Figure collection entries
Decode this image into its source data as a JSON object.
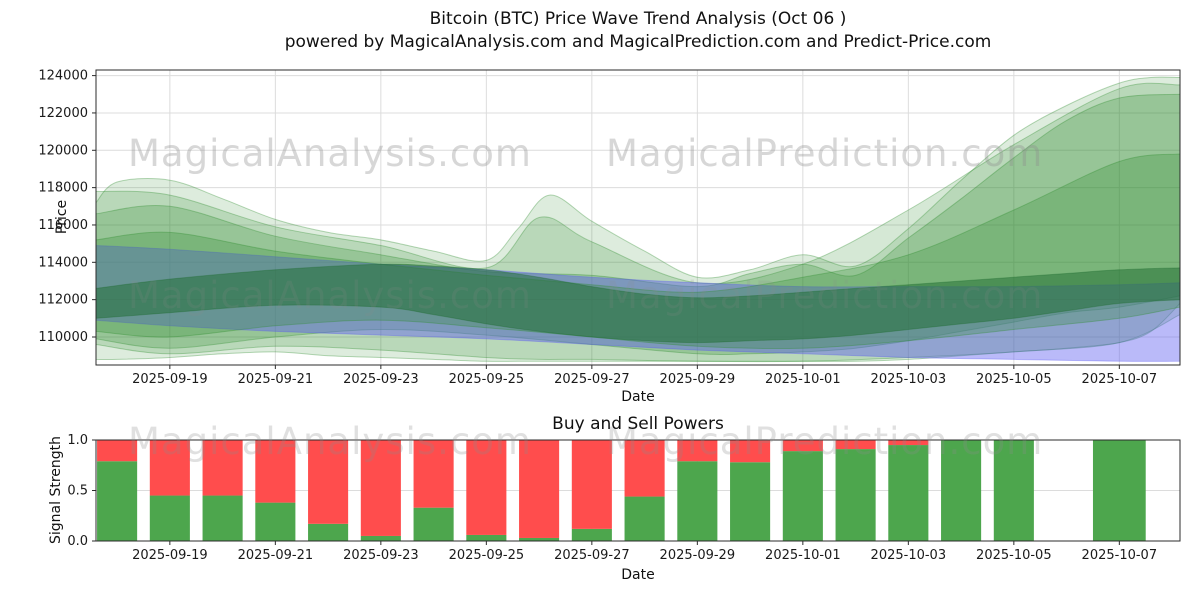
{
  "header": {
    "line1": "Bitcoin (BTC) Price Wave Trend Analysis (Oct 06 )",
    "line2": "powered by MagicalAnalysis.com and MagicalPrediction.com and Predict-Price.com"
  },
  "watermarks": {
    "analysis": "MagicalAnalysis.com",
    "prediction": "MagicalPrediction.com"
  },
  "colors": {
    "band_green": "#2e8b2e",
    "band_green_dark": "#1d6b2f",
    "band_blue": "#5a5af0",
    "buy_green": "#4da64d",
    "sell_red": "#ff4d4d",
    "grid": "#dcdcdc",
    "spine": "#2b2b2b"
  },
  "chart_data": [
    {
      "type": "area",
      "name": "price-wave-trend",
      "ylabel": "Price",
      "xlabel": "Date",
      "ylim": [
        108500,
        124300
      ],
      "yticks": [
        110000,
        112000,
        114000,
        116000,
        118000,
        120000,
        122000,
        124000
      ],
      "x_domain_days": [
        0.6,
        21.15
      ],
      "day0_date": "2025-09-17",
      "grid": true,
      "xticks": [
        {
          "day": 2,
          "label": "2025-09-19"
        },
        {
          "day": 4,
          "label": "2025-09-21"
        },
        {
          "day": 6,
          "label": "2025-09-23"
        },
        {
          "day": 8,
          "label": "2025-09-25"
        },
        {
          "day": 10,
          "label": "2025-09-27"
        },
        {
          "day": 12,
          "label": "2025-09-29"
        },
        {
          "day": 14,
          "label": "2025-10-01"
        },
        {
          "day": 16,
          "label": "2025-10-03"
        },
        {
          "day": 18,
          "label": "2025-10-05"
        },
        {
          "day": 20,
          "label": "2025-10-07"
        }
      ],
      "bands": [
        {
          "name": "green-outer-light",
          "color": "#2e8b2e",
          "opacity": 0.16,
          "x": [
            0.6,
            1,
            2,
            3,
            4,
            5,
            6,
            7,
            8,
            8.6,
            9.2,
            10,
            11,
            12,
            13,
            14,
            15,
            16,
            17,
            18,
            19,
            20,
            20.6,
            21.15
          ],
          "upper": [
            117200,
            118300,
            118400,
            117400,
            116300,
            115600,
            115200,
            114600,
            114100,
            115800,
            117600,
            116200,
            114600,
            113200,
            113600,
            114400,
            113800,
            115800,
            118400,
            120800,
            122400,
            123600,
            123900,
            123900
          ],
          "lower": [
            108800,
            108800,
            108900,
            109100,
            109200,
            109000,
            108900,
            108800,
            108700,
            108700,
            108700,
            108700,
            108700,
            108700,
            108700,
            108700,
            108700,
            108800,
            109000,
            109200,
            109400,
            109700,
            110300,
            111800
          ]
        },
        {
          "name": "green-light",
          "color": "#2e8b2e",
          "opacity": 0.2,
          "x": [
            0.6,
            2,
            4,
            6,
            8,
            9,
            10,
            12,
            14,
            16,
            18,
            20,
            21.15
          ],
          "upper": [
            117800,
            117600,
            115900,
            114900,
            113700,
            116400,
            115100,
            112900,
            113900,
            116800,
            120300,
            123300,
            123500
          ],
          "lower": [
            109600,
            109100,
            109500,
            109300,
            108900,
            108800,
            108800,
            108700,
            108700,
            108900,
            109200,
            109700,
            111200
          ]
        },
        {
          "name": "green-mid",
          "color": "#2e8b2e",
          "opacity": 0.24,
          "x": [
            0.6,
            2,
            4,
            6,
            8,
            10,
            12,
            13,
            14,
            15,
            16,
            17,
            18,
            19,
            20,
            21.15
          ],
          "upper": [
            116600,
            117000,
            115400,
            114400,
            113500,
            113300,
            112700,
            113400,
            113900,
            113300,
            115300,
            117400,
            119600,
            121600,
            122800,
            123000
          ],
          "lower": [
            109900,
            109400,
            110000,
            110400,
            110100,
            109600,
            109100,
            109100,
            109200,
            109400,
            109800,
            110300,
            110800,
            111300,
            111600,
            112200
          ]
        },
        {
          "name": "blue-band",
          "color": "#5a5af0",
          "opacity": 0.42,
          "x": [
            0.6,
            2,
            4,
            6,
            8,
            10,
            12,
            14,
            16,
            18,
            20,
            21.15
          ],
          "upper": [
            114900,
            114700,
            114300,
            113900,
            113600,
            113200,
            112900,
            112700,
            112700,
            112700,
            112800,
            112900
          ],
          "lower": [
            110900,
            110600,
            110300,
            110100,
            109900,
            109600,
            109300,
            109100,
            108900,
            108800,
            108700,
            108700
          ]
        },
        {
          "name": "green-inner",
          "color": "#2e8b2e",
          "opacity": 0.28,
          "x": [
            0.6,
            2,
            4,
            6,
            8,
            10,
            12,
            14,
            16,
            18,
            20,
            21.15
          ],
          "upper": [
            115200,
            115600,
            114600,
            113900,
            113300,
            112800,
            112400,
            113200,
            114400,
            116800,
            119400,
            119800
          ],
          "lower": [
            110300,
            110000,
            110600,
            110900,
            110500,
            110000,
            109500,
            109400,
            109800,
            110400,
            111000,
            111600
          ]
        },
        {
          "name": "green-dark-core",
          "color": "#1d6b2f",
          "opacity": 0.5,
          "x": [
            0.6,
            2,
            4,
            6,
            7,
            8,
            9,
            10,
            11,
            12,
            13,
            14,
            15,
            16,
            17,
            18,
            19,
            20,
            21.15
          ],
          "upper": [
            112600,
            113100,
            113600,
            113900,
            113800,
            113600,
            113200,
            112700,
            112300,
            112100,
            112200,
            112400,
            112600,
            112800,
            113000,
            113200,
            113400,
            113600,
            113700
          ],
          "lower": [
            111000,
            111300,
            111700,
            111600,
            111200,
            110700,
            110300,
            110000,
            109800,
            109700,
            109800,
            109900,
            110100,
            110400,
            110700,
            111000,
            111400,
            111800,
            112000
          ]
        }
      ]
    },
    {
      "type": "bar",
      "stacked": true,
      "name": "buy-sell-powers",
      "title": "Buy and Sell Powers",
      "ylabel": "Signal Strength",
      "xlabel": "Date",
      "ylim": [
        0,
        1
      ],
      "yticks": [
        "0.0",
        "0.5",
        "1.0"
      ],
      "legend": "none",
      "series_colors": {
        "buy": "#4da64d",
        "sell": "#ff4d4d"
      },
      "bars": [
        {
          "date": "2025-09-18",
          "buy": 0.79,
          "sell": 0.21
        },
        {
          "date": "2025-09-19",
          "buy": 0.45,
          "sell": 0.55
        },
        {
          "date": "2025-09-20",
          "buy": 0.45,
          "sell": 0.55
        },
        {
          "date": "2025-09-21",
          "buy": 0.38,
          "sell": 0.62
        },
        {
          "date": "2025-09-22",
          "buy": 0.17,
          "sell": 0.83
        },
        {
          "date": "2025-09-23",
          "buy": 0.05,
          "sell": 0.95
        },
        {
          "date": "2025-09-24",
          "buy": 0.33,
          "sell": 0.67
        },
        {
          "date": "2025-09-25",
          "buy": 0.06,
          "sell": 0.94
        },
        {
          "date": "2025-09-26",
          "buy": 0.03,
          "sell": 0.97
        },
        {
          "date": "2025-09-27",
          "buy": 0.12,
          "sell": 0.88
        },
        {
          "date": "2025-09-28",
          "buy": 0.44,
          "sell": 0.56
        },
        {
          "date": "2025-09-29",
          "buy": 0.79,
          "sell": 0.21
        },
        {
          "date": "2025-09-30",
          "buy": 0.78,
          "sell": 0.22
        },
        {
          "date": "2025-10-01",
          "buy": 0.89,
          "sell": 0.11
        },
        {
          "date": "2025-10-02",
          "buy": 0.91,
          "sell": 0.09
        },
        {
          "date": "2025-10-03",
          "buy": 0.95,
          "sell": 0.05
        },
        {
          "date": "2025-10-04",
          "buy": 1.0,
          "sell": 0.0
        },
        {
          "date": "2025-10-05",
          "buy": 1.0,
          "sell": 0.0
        },
        {
          "date": "2025-10-06",
          "buy": 0.0,
          "sell": 0.0
        },
        {
          "date": "2025-10-07",
          "buy": 1.0,
          "sell": 0.0
        }
      ]
    }
  ]
}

◆ Problem statement
Find the lines above that include the string "name" and copy them.

◆ Full response
      "name": "price-wave-trend",
          "name": "green-outer-light",
          "name": "green-light",
          "name": "green-mid",
          "name": "blue-band",
          "name": "green-inner",
          "name": "green-dark-core",
      "name": "buy-sell-powers",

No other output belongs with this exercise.